— start —

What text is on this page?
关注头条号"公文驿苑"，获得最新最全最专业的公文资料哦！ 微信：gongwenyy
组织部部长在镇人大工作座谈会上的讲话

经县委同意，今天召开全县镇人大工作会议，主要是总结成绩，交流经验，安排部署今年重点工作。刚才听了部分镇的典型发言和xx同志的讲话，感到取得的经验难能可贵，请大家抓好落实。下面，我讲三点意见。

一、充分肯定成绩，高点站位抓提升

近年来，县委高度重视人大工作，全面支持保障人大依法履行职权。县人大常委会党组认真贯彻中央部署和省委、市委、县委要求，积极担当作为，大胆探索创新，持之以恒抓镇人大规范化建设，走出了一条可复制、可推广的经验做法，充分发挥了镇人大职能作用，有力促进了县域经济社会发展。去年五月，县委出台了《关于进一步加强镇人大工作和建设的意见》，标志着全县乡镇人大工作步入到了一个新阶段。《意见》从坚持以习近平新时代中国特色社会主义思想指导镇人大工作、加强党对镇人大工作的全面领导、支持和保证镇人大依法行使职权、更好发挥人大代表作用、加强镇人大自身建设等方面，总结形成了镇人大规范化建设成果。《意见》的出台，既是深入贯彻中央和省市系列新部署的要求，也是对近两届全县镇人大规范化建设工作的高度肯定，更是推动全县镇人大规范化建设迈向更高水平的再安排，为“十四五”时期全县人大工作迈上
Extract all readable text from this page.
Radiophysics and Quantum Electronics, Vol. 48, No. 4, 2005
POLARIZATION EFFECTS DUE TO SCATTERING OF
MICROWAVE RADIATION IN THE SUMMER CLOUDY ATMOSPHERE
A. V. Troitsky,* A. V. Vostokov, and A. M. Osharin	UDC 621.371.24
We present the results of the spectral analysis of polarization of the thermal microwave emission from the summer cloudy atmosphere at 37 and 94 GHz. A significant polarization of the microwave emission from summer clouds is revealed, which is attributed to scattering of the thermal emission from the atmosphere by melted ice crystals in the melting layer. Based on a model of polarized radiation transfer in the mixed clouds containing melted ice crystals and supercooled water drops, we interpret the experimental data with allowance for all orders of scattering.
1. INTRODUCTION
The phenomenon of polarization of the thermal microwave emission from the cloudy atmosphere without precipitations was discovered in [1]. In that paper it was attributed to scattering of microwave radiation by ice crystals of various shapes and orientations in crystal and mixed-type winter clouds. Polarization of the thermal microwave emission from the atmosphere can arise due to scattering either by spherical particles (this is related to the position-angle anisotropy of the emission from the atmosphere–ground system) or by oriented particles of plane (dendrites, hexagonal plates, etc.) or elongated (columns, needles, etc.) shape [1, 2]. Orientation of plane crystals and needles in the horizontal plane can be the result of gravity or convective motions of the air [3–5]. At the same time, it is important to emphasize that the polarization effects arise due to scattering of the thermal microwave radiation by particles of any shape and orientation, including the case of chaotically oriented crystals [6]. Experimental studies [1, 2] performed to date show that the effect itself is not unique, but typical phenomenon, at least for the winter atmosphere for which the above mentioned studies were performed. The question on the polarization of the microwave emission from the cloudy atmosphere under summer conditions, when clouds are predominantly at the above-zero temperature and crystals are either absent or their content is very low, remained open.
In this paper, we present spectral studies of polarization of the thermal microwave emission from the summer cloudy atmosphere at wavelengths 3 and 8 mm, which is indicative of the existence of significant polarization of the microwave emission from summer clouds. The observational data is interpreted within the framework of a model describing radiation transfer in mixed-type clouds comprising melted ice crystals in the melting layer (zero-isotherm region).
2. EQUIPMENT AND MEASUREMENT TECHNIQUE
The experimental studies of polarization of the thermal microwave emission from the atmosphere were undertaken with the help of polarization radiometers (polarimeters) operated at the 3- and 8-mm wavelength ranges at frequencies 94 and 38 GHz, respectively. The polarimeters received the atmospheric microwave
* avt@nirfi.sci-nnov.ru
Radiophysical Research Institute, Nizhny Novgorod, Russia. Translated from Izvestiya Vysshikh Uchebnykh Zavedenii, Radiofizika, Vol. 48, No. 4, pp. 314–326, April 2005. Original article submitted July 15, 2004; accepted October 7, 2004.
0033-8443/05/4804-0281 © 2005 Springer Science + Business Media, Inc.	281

— end —

What the exercise asks:
Transcribe the material above word for word.

The reply:
What text is on this page?
关注头条号"公文驿苑"，获得最新最全最专业的公文资料哦！ 微信：gongwenyy
组织部部长在镇人大工作座谈会上的讲话

经县委同意，今天召开全县镇人大工作会议，主要是总结成绩，交流经验，安排部署今年重点工作。刚才听了部分镇的典型发言和xx同志的讲话，感到取得的经验难能可贵，请大家抓好落实。下面，我讲三点意见。

一、充分肯定成绩，高点站位抓提升

近年来，县委高度重视人大工作，全面支持保障人大依法履行职权。县人大常委会党组认真贯彻中央部署和省委、市委、县委要求，积极担当作为，大胆探索创新，持之以恒抓镇人大规范化建设，走出了一条可复制、可推广的经验做法，充分发挥了镇人大职能作用，有力促进了县域经济社会发展。去年五月，县委出台了《关于进一步加强镇人大工作和建设的意见》，标志着全县乡镇人大工作步入到了一个新阶段。《意见》从坚持以习近平新时代中国特色社会主义思想指导镇人大工作、加强党对镇人大工作的全面领导、支持和保证镇人大依法行使职权、更好发挥人大代表作用、加强镇人大自身建设等方面，总结形成了镇人大规范化建设成果。《意见》的出台，既是深入贯彻中央和省市系列新部署的要求，也是对近两届全县镇人大规范化建设工作的高度肯定，更是推动全县镇人大规范化建设迈向更高水平的再安排，为“十四五”时期全县人大工作迈上
Extract all readable text from this page.
Radiophysics and Quantum Electronics, Vol. 48, No. 4, 2005
POLARIZATION EFFECTS DUE TO SCATTERING OF
MICROWAVE RADIATION IN THE SUMMER CLOUDY ATMOSPHERE
A. V. Troitsky,* A. V. Vostokov, and A. M. Osharin	UDC 621.371.24
We present the results of the spectral analysis of polarization of the thermal microwave emission from the summer cloudy atmosphere at 37 and 94 GHz. A significant polarization of the microwave emission from summer clouds is revealed, which is attributed to scattering of the thermal emission from the atmosphere by melted ice crystals in the melting layer. Based on a model of polarized radiation transfer in the mixed clouds containing melted ice crystals and supercooled water drops, we interpret the experimental data with allowance for all orders of scattering.
1. INTRODUCTION
The phenomenon of polarization of the thermal microwave emission from the cloudy atmosphere without precipitations was discovered in [1]. In that paper it was attributed to scattering of microwave radiation by ice crystals of various shapes and orientations in crystal and mixed-type winter clouds. Polarization of the thermal microwave emission from the atmosphere can arise due to scattering either by spherical particles (this is related to the position-angle anisotropy of the emission from the atmosphere–ground system) or by oriented particles of plane (dendrites, hexagonal plates, etc.) or elongated (columns, needles, etc.) shape [1, 2]. Orientation of plane crystals and needles in the horizontal plane can be the result of gravity or convective motions of the air [3–5]. At the same time, it is important to emphasize that the polarization effects arise due to scattering of the thermal microwave radiation by particles of any shape and orientation, including the case of chaotically oriented crystals [6]. Experimental studies [1, 2] performed to date show that the effect itself is not unique, but typical phenomenon, at least for the winter atmosphere for which the above mentioned studies were performed. The question on the polarization of the microwave emission from the cloudy atmosphere under summer conditions, when clouds are predominantly at the above-zero temperature and crystals are either absent or their content is very low, remained open.
In this paper, we present spectral studies of polarization of the thermal microwave emission from the summer cloudy atmosphere at wavelengths 3 and 8 mm, which is indicative of the existence of significant polarization of the microwave emission from summer clouds. The observational data is interpreted within the framework of a model describing radiation transfer in mixed-type clouds comprising melted ice crystals in the melting layer (zero-isotherm region).
2. EQUIPMENT AND MEASUREMENT TECHNIQUE
The experimental studies of polarization of the thermal microwave emission from the atmosphere were undertaken with the help of polarization radiometers (polarimeters) operated at the 3- and 8-mm wavelength ranges at frequencies 94 and 38 GHz, respectively. The polarimeters received the atmospheric microwave
* avt@nirfi.sci-nnov.ru
Radiophysical Research Institute, Nizhny Novgorod, Russia. Translated from Izvestiya Vysshikh Uchebnykh Zavedenii, Radiofizika, Vol. 48, No. 4, pp. 314–326, April 2005. Original article submitted July 15, 2004; accepted October 7, 2004.
0033-8443/05/4804-0281 © 2005 Springer Science + Business Media, Inc.	281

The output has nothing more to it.